[Excerpt from a dataset]
+--

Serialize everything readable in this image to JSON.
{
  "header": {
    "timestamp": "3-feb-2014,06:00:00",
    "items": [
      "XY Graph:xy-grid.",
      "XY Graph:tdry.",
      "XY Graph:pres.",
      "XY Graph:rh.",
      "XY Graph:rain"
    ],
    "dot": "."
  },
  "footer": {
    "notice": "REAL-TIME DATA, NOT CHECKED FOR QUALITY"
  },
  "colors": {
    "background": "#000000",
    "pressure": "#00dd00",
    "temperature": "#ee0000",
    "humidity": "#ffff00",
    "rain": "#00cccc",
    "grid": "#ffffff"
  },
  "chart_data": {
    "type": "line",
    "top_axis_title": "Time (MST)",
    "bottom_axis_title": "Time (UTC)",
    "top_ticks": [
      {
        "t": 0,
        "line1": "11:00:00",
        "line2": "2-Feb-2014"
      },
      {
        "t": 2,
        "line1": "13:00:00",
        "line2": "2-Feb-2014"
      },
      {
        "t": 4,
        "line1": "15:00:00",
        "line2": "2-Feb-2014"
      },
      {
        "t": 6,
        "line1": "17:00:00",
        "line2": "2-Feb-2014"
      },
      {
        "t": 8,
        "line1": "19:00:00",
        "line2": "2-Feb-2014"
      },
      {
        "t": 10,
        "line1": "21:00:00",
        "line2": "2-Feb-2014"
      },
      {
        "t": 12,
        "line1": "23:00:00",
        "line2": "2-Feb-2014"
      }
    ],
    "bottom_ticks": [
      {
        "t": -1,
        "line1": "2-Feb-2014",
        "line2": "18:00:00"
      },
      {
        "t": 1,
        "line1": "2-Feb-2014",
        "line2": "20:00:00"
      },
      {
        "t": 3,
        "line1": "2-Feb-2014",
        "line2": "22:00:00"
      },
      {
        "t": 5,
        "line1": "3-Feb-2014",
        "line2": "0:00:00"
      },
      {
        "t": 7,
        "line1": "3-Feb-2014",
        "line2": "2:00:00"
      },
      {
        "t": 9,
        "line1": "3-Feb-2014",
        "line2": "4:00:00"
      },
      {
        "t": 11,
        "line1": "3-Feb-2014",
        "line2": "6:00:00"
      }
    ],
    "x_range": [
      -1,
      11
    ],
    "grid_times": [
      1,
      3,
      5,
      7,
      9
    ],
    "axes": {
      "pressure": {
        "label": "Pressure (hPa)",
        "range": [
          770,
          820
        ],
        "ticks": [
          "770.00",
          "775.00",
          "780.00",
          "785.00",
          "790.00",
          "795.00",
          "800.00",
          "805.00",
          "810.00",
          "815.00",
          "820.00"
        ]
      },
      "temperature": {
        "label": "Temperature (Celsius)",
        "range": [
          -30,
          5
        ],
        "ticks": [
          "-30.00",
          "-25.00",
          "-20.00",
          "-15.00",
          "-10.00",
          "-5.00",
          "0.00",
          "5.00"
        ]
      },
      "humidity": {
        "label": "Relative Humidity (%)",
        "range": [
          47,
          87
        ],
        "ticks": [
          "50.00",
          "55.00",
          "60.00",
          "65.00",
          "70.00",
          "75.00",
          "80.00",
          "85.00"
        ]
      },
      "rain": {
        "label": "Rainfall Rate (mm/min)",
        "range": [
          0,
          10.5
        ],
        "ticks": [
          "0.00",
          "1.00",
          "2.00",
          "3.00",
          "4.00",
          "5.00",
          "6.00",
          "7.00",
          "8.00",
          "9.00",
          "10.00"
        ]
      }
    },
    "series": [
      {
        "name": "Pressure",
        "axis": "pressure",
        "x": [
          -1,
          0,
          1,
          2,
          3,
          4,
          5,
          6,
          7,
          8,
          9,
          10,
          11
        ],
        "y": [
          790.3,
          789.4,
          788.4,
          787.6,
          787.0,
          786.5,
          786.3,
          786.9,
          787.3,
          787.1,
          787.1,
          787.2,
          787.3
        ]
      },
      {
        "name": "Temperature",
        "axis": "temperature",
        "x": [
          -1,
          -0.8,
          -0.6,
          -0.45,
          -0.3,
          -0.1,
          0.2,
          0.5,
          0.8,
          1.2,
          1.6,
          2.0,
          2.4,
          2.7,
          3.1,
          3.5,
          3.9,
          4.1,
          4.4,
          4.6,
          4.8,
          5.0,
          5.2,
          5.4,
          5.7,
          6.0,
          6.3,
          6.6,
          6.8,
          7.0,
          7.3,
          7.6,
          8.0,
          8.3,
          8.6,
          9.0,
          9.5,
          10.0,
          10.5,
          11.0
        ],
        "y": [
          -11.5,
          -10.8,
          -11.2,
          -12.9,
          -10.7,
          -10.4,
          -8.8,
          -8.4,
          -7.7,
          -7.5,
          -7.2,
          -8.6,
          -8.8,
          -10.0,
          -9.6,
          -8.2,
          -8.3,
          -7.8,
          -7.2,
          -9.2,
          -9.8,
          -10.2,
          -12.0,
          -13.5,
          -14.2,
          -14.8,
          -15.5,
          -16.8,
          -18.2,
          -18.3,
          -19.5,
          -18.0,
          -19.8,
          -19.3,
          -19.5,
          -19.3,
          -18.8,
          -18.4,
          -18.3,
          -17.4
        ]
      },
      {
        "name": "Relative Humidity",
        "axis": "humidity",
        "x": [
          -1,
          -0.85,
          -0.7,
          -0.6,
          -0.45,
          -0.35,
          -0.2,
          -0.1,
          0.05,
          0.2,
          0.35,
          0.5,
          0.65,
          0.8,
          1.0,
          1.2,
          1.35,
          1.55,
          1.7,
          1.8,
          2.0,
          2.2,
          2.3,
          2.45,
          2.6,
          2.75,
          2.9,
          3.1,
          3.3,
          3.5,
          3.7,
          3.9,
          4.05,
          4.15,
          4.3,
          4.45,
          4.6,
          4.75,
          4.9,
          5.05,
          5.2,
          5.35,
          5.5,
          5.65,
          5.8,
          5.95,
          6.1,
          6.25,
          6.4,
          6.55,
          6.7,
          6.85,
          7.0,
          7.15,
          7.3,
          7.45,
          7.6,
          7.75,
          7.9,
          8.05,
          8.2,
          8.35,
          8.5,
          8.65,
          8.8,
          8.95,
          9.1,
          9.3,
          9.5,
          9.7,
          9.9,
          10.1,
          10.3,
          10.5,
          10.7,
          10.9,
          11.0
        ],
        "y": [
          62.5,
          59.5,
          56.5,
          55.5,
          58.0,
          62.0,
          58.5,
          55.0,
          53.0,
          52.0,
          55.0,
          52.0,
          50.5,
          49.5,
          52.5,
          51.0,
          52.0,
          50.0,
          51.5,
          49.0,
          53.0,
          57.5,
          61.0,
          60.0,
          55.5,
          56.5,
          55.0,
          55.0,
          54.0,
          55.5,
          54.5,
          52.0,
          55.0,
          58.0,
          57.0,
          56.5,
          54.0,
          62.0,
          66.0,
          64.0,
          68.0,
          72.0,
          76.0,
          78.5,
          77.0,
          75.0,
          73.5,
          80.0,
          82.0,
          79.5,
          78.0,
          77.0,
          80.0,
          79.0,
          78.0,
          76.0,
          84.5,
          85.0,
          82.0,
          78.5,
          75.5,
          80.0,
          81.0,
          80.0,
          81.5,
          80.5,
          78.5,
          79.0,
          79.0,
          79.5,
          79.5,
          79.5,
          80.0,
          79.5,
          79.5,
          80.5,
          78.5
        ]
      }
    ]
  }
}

+--

> **SHORT TASK**
Write the whole listing out again. Keep every line exactly as it is.

> **SOLUTION**
Serialize everything readable in this image to JSON.
{
  "header": {
    "timestamp": "3-feb-2014,06:00:00",
    "items": [
      "XY Graph:xy-grid.",
      "XY Graph:tdry.",
      "XY Graph:pres.",
      "XY Graph:rh.",
      "XY Graph:rain"
    ],
    "dot": "."
  },
  "footer": {
    "notice": "REAL-TIME DATA, NOT CHECKED FOR QUALITY"
  },
  "colors": {
    "background": "#000000",
    "pressure": "#00dd00",
    "temperature": "#ee0000",
    "humidity": "#ffff00",
    "rain": "#00cccc",
    "grid": "#ffffff"
  },
  "chart_data": {
    "type": "line",
    "top_axis_title": "Time (MST)",
    "bottom_axis_title": "Time (UTC)",
    "top_ticks": [
      {
        "t": 0,
        "line1": "11:00:00",
        "line2": "2-Feb-2014"
      },
      {
        "t": 2,
        "line1": "13:00:00",
        "line2": "2-Feb-2014"
      },
      {
        "t": 4,
        "line1": "15:00:00",
        "line2": "2-Feb-2014"
      },
      {
        "t": 6,
        "line1": "17:00:00",
        "line2": "2-Feb-2014"
      },
      {
        "t": 8,
        "line1": "19:00:00",
        "line2": "2-Feb-2014"
      },
      {
        "t": 10,
        "line1": "21:00:00",
        "line2": "2-Feb-2014"
      },
      {
        "t": 12,
        "line1": "23:00:00",
        "line2": "2-Feb-2014"
      }
    ],
    "bottom_ticks": [
      {
        "t": -1,
        "line1": "2-Feb-2014",
        "line2": "18:00:00"
      },
      {
        "t": 1,
        "line1": "2-Feb-2014",
        "line2": "20:00:00"
      },
      {
        "t": 3,
        "line1": "2-Feb-2014",
        "line2": "22:00:00"
      },
      {
        "t": 5,
        "line1": "3-Feb-2014",
        "line2": "0:00:00"
      },
      {
        "t": 7,
        "line1": "3-Feb-2014",
        "line2": "2:00:00"
      },
      {
        "t": 9,
        "line1": "3-Feb-2014",
        "line2": "4:00:00"
      },
      {
        "t": 11,
        "line1": "3-Feb-2014",
        "line2": "6:00:00"
      }
    ],
    "x_range": [
      -1,
      11
    ],
    "grid_times": [
      1,
      3,
      5,
      7,
      9
    ],
    "axes": {
      "pressure": {
        "label": "Pressure (hPa)",
        "range": [
          770,
          820
        ],
        "ticks": [
          "770.00",
          "775.00",
          "780.00",
          "785.00",
          "790.00",
          "795.00",
          "800.00",
          "805.00",
          "810.00",
          "815.00",
          "820.00"
        ]
      },
      "temperature": {
        "label": "Temperature (Celsius)",
        "range": [
          -30,
          5
        ],
        "ticks": [
          "-30.00",
          "-25.00",
          "-20.00",
          "-15.00",
          "-10.00",
          "-5.00",
          "0.00",
          "5.00"
        ]
      },
      "humidity": {
        "label": "Relative Humidity (%)",
        "range": [
          47,
          87
        ],
        "ticks": [
          "50.00",
          "55.00",
          "60.00",
          "65.00",
          "70.00",
          "75.00",
          "80.00",
          "85.00"
        ]
      },
      "rain": {
        "label": "Rainfall Rate (mm/min)",
        "range": [
          0,
          10.5
        ],
        "ticks": [
          "0.00",
          "1.00",
          "2.00",
          "3.00",
          "4.00",
          "5.00",
          "6.00",
          "7.00",
          "8.00",
          "9.00",
          "10.00"
        ]
      }
    },
    "series": [
      {
        "name": "Pressure",
        "axis": "pressure",
        "x": [
          -1,
          0,
          1,
          2,
          3,
          4,
          5,
          6,
          7,
          8,
          9,
          10,
          11
        ],
        "y": [
          790.3,
          789.4,
          788.4,
          787.6,
          787.0,
          786.5,
          786.3,
          786.9,
          787.3,
          787.1,
          787.1,
          787.2,
          787.3
        ]
      },
      {
        "name": "Temperature",
        "axis": "temperature",
        "x": [
          -1,
          -0.8,
          -0.6,
          -0.45,
          -0.3,
          -0.1,
          0.2,
          0.5,
          0.8,
          1.2,
          1.6,
          2.0,
          2.4,
          2.7,
          3.1,
          3.5,
          3.9,
          4.1,
          4.4,
          4.6,
          4.8,
          5.0,
          5.2,
          5.4,
          5.7,
          6.0,
          6.3,
          6.6,
          6.8,
          7.0,
          7.3,
          7.6,
          8.0,
          8.3,
          8.6,
          9.0,
          9.5,
          10.0,
          10.5,
          11.0
        ],
        "y": [
          -11.5,
          -10.8,
          -11.2,
          -12.9,
          -10.7,
          -10.4,
          -8.8,
          -8.4,
          -7.7,
          -7.5,
          -7.2,
          -8.6,
          -8.8,
          -10.0,
          -9.6,
          -8.2,
          -8.3,
          -7.8,
          -7.2,
          -9.2,
          -9.8,
          -10.2,
          -12.0,
          -13.5,
          -14.2,
          -14.8,
          -15.5,
          -16.8,
          -18.2,
          -18.3,
          -19.5,
          -18.0,
          -19.8,
          -19.3,
          -19.5,
          -19.3,
          -18.8,
          -18.4,
          -18.3,
          -17.4
        ]
      },
      {
        "name": "Relative Humidity",
        "axis": "humidity",
        "x": [
          -1,
          -0.85,
          -0.7,
          -0.6,
          -0.45,
          -0.35,
          -0.2,
          -0.1,
          0.05,
          0.2,
          0.35,
          0.5,
          0.65,
          0.8,
          1.0,
          1.2,
          1.35,
          1.55,
          1.7,
          1.8,
          2.0,
          2.2,
          2.3,
          2.45,
          2.6,
          2.75,
          2.9,
          3.1,
          3.3,
          3.5,
          3.7,
          3.9,
          4.05,
          4.15,
          4.3,
          4.45,
          4.6,
          4.75,
          4.9,
          5.05,
          5.2,
          5.35,
          5.5,
          5.65,
          5.8,
          5.95,
          6.1,
          6.25,
          6.4,
          6.55,
          6.7,
          6.85,
          7.0,
          7.15,
          7.3,
          7.45,
          7.6,
          7.75,
          7.9,
          8.05,
          8.2,
          8.35,
          8.5,
          8.65,
          8.8,
          8.95,
          9.1,
          9.3,
          9.5,
          9.7,
          9.9,
          10.1,
          10.3,
          10.5,
          10.7,
          10.9,
          11.0
        ],
        "y": [
          62.5,
          59.5,
          56.5,
          55.5,
          58.0,
          62.0,
          58.5,
          55.0,
          53.0,
          52.0,
          55.0,
          52.0,
          50.5,
          49.5,
          52.5,
          51.0,
          52.0,
          50.0,
          51.5,
          49.0,
          53.0,
          57.5,
          61.0,
          60.0,
          55.5,
          56.5,
          55.0,
          55.0,
          54.0,
          55.5,
          54.5,
          52.0,
          55.0,
          58.0,
          57.0,
          56.5,
          54.0,
          62.0,
          66.0,
          64.0,
          68.0,
          72.0,
          76.0,
          78.5,
          77.0,
          75.0,
          73.5,
          80.0,
          82.0,
          79.5,
          78.0,
          77.0,
          80.0,
          79.0,
          78.0,
          76.0,
          84.5,
          85.0,
          82.0,
          78.5,
          75.5,
          80.0,
          81.0,
          80.0,
          81.5,
          80.5,
          78.5,
          79.0,
          79.0,
          79.5,
          79.5,
          79.5,
          80.0,
          79.5,
          79.5,
          80.5,
          78.5
        ]
      }
    ]
  }
}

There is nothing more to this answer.